Data provided:
## Start

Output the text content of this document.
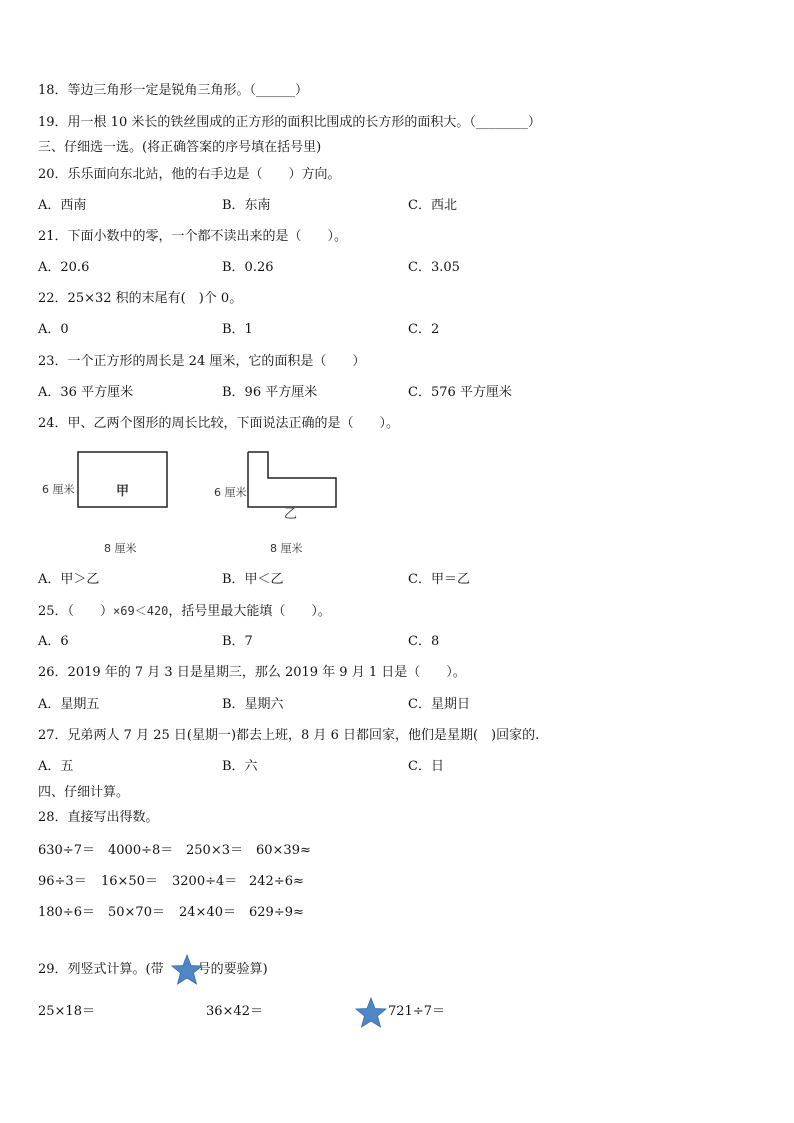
18．等边三角形一定是锐角三角形。（______）
19．用一根 10 米长的铁丝围成的正方形的面积比围成的长方形的面积大。（________）
三、仔细选一选。(将正确答案的序号填在括号里)
20．乐乐面向东北站，他的右手边是（　　）方向。
A．西南	B．东南	C．西北
21．下面小数中的零，一个都不读出来的是（　　）。
A．20.6	B．0.26	C．3.05
22．25×32 积的末尾有(　)个 0。
A．0	B．1	C．2
23．一个正方形的周长是 24 厘米，它的面积是（　　）
A．36 平方厘米	B．96 平方厘米	C．576 平方厘米
24．甲、乙两个图形的周长比较，下面说法正确的是（　　）。
6 厘米	甲
8 厘米
6 厘米
乙
8 厘米
A．甲＞乙	B．甲＜乙	C．甲＝乙
25．（　　）×69＜420，括号里最大能填（　　）。
A．6	B．7	C．8
26．2019 年的 7 月 3 日是星期三，那么 2019 年 9 月 1 日是（　　）。
A．星期五	B．星期六	C．星期日
27．兄弟两人 7 月 25 日(星期一)都去上班，8 月 6 日都回家，他们是星期(　)回家的.
A．五	B．六	C．日
四、仔细计算。
28．直接写出得数。
630÷7＝ 4000÷8＝ 250×3＝ 60×39≈
96÷3＝ 16×50＝ 3200÷4＝ 242÷6≈
180÷6＝ 50×70＝ 24×40＝ 629÷9≈
29．列竖式计算。(带	号的要验算)
25×18＝	36×42＝	721÷7＝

## End

Task instructions:
Transcribe the listing in full and omit the pictures.

Result:
Output the text content of this document.
18．等边三角形一定是锐角三角形。（______）
19．用一根 10 米长的铁丝围成的正方形的面积比围成的长方形的面积大。（________）
三、仔细选一选。(将正确答案的序号填在括号里)
20．乐乐面向东北站，他的右手边是（　　）方向。
A．西南	B．东南	C．西北
21．下面小数中的零，一个都不读出来的是（　　）。
A．20.6	B．0.26	C．3.05
22．25×32 积的末尾有(　)个 0。
A．0	B．1	C．2
23．一个正方形的周长是 24 厘米，它的面积是（　　）
A．36 平方厘米	B．96 平方厘米	C．576 平方厘米
24．甲、乙两个图形的周长比较，下面说法正确的是（　　）。
6 厘米	甲
8 厘米
6 厘米
乙
8 厘米
A．甲＞乙	B．甲＜乙	C．甲＝乙
25．（　　）×69＜420，括号里最大能填（　　）。
A．6	B．7	C．8
26．2019 年的 7 月 3 日是星期三，那么 2019 年 9 月 1 日是（　　）。
A．星期五	B．星期六	C．星期日
27．兄弟两人 7 月 25 日(星期一)都去上班，8 月 6 日都回家，他们是星期(　)回家的.
A．五	B．六	C．日
四、仔细计算。
28．直接写出得数。
630÷7＝ 4000÷8＝ 250×3＝ 60×39≈
96÷3＝ 16×50＝ 3200÷4＝ 242÷6≈
180÷6＝ 50×70＝ 24×40＝ 629÷9≈
29．列竖式计算。(带	号的要验算)
25×18＝	36×42＝	721÷7＝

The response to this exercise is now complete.